STATED EXERCISE:
In the data, extract each line that holds the string "undefined".

---*---

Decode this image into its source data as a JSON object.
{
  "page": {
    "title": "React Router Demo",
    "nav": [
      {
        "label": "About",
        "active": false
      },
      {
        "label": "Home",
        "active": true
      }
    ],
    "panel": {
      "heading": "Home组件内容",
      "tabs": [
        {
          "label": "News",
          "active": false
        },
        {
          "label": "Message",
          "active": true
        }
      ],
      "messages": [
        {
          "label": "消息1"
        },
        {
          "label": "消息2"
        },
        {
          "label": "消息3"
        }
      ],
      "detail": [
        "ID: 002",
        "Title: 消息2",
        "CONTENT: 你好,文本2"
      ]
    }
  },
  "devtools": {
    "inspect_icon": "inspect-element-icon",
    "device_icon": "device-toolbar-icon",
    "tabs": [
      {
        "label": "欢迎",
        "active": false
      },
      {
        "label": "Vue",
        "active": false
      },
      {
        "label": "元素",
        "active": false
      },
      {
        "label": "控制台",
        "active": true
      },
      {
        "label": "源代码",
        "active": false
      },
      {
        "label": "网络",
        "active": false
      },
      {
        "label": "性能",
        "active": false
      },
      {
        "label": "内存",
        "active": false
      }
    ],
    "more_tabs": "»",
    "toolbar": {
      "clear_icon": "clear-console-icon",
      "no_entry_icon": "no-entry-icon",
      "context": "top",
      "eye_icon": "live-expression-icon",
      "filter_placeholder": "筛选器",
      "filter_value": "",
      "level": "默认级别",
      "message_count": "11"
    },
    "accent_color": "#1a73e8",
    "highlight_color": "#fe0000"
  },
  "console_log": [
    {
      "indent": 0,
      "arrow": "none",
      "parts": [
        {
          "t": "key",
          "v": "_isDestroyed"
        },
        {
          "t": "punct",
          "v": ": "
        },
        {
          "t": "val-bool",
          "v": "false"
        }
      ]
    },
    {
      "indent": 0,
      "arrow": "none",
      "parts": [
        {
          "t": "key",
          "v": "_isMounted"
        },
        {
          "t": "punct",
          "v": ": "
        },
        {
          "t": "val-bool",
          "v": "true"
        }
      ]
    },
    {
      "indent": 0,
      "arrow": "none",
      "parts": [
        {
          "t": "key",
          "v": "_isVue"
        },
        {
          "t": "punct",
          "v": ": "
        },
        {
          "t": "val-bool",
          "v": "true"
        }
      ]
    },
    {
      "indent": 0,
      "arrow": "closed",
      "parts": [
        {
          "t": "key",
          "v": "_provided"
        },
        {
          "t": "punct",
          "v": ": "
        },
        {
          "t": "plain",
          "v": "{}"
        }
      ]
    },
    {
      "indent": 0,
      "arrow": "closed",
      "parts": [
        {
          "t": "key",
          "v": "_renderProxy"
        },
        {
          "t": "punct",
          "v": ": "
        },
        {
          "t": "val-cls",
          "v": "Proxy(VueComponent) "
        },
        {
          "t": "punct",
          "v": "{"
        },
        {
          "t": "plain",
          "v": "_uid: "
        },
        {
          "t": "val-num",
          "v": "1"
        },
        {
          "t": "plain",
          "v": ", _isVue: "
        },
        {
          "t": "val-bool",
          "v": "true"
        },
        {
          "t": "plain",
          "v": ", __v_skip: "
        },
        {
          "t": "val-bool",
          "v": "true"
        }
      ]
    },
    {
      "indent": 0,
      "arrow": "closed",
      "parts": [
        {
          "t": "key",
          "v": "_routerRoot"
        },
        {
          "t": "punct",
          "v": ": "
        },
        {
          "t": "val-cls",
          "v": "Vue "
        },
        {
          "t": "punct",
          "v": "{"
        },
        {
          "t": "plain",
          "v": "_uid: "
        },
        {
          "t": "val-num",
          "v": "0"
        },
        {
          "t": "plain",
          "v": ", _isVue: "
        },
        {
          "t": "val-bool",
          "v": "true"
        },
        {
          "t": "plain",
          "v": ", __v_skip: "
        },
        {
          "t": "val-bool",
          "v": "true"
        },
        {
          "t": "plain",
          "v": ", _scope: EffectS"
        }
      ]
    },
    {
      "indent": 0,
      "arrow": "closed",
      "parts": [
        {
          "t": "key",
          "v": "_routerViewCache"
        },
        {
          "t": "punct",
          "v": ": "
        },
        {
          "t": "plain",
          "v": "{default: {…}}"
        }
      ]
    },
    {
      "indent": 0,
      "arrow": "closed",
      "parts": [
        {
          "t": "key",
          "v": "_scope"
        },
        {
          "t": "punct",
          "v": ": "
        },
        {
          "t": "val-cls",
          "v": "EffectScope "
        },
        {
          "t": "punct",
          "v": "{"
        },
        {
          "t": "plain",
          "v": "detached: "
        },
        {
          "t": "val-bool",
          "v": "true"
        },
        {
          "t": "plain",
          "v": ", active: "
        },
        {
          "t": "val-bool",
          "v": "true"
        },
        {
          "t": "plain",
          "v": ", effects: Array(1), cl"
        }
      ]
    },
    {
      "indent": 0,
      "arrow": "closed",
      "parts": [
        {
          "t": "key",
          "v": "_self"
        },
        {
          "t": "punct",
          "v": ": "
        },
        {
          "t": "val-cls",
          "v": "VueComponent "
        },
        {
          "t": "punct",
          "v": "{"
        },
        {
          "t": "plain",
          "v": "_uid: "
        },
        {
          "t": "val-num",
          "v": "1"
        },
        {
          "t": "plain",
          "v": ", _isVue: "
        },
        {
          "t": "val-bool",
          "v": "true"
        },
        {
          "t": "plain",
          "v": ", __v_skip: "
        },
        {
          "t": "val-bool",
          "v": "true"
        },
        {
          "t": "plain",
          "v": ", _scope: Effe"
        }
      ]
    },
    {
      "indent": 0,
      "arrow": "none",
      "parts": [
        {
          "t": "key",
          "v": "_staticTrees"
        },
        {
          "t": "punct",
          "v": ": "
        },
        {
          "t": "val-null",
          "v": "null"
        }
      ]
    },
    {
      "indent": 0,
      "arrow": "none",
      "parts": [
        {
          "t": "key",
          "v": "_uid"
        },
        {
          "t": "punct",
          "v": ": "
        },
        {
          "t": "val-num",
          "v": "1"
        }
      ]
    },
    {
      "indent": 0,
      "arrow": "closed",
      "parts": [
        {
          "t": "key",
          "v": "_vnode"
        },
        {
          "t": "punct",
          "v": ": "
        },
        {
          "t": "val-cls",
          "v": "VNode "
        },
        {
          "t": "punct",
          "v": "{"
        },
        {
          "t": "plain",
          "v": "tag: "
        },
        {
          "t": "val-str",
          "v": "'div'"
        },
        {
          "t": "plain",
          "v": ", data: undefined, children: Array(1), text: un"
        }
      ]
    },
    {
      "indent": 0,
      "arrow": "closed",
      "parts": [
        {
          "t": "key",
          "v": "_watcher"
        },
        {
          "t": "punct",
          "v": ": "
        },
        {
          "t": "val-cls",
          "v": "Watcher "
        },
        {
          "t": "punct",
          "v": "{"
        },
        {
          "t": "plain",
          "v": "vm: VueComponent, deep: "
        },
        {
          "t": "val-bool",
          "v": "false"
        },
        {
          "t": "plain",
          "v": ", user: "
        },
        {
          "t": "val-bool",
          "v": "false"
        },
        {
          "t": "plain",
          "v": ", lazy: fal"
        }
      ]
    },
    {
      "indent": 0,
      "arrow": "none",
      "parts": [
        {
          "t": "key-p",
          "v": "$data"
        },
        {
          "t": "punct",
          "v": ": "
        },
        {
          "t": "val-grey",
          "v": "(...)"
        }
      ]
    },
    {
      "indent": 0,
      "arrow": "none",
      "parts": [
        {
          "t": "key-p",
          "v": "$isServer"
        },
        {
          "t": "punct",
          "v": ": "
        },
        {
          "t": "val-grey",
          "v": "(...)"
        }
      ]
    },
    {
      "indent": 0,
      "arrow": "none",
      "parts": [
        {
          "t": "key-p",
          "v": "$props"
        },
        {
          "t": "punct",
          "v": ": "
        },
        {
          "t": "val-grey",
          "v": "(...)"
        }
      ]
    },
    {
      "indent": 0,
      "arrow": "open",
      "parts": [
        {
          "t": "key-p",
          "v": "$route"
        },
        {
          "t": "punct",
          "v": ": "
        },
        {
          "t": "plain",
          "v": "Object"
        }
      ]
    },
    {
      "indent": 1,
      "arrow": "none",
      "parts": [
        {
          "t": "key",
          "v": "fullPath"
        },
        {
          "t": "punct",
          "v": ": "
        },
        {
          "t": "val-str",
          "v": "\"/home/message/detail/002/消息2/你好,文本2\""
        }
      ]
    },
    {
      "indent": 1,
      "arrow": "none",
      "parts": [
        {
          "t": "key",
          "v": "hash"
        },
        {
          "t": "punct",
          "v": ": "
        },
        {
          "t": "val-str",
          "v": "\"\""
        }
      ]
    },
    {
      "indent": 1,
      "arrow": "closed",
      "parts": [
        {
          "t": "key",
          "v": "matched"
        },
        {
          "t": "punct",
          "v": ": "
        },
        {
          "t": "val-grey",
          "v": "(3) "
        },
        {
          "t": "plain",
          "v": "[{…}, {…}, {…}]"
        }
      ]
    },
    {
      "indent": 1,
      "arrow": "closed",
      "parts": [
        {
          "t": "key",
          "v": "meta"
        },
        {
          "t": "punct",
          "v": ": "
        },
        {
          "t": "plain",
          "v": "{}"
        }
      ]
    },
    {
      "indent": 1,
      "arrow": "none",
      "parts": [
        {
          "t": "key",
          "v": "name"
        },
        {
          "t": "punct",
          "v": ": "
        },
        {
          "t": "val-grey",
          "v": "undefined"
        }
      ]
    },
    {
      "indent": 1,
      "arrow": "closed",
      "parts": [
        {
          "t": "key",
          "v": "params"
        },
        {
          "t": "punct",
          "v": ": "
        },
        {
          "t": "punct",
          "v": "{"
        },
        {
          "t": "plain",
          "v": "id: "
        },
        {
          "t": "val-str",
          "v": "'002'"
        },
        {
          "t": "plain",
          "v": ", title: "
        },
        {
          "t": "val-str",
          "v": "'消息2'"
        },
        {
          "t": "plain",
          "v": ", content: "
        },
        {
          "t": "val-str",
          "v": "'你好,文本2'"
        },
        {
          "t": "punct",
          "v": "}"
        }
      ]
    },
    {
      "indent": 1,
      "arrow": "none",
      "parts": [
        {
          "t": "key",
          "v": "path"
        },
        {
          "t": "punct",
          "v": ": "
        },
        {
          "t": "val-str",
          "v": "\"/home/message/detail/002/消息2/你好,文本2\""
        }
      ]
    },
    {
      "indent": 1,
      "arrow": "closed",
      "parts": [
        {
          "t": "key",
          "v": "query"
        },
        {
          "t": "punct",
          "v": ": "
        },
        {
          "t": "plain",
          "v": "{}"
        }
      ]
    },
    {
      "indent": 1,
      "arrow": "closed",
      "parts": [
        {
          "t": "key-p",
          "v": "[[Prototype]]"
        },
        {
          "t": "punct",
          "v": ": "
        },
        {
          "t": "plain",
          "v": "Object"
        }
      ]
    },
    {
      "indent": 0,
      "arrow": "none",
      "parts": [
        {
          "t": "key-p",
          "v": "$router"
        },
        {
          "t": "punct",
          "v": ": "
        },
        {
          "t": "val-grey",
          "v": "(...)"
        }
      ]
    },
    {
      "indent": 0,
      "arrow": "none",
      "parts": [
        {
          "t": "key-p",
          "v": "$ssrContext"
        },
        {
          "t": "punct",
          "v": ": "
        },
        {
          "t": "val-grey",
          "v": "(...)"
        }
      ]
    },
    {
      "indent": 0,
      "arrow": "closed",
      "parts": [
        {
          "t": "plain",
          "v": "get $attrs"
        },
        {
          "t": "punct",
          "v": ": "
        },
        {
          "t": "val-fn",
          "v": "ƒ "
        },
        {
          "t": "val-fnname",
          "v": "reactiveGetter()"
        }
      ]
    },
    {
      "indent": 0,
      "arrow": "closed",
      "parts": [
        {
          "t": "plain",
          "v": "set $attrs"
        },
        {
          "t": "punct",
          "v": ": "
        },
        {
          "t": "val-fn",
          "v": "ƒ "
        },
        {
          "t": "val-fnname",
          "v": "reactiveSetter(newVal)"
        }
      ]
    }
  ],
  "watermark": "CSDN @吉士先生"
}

---*---

RESULT FOR THIS TASK:
          "v": ", data: undefined, children: Array(1), text: un"
          "v": "undefined"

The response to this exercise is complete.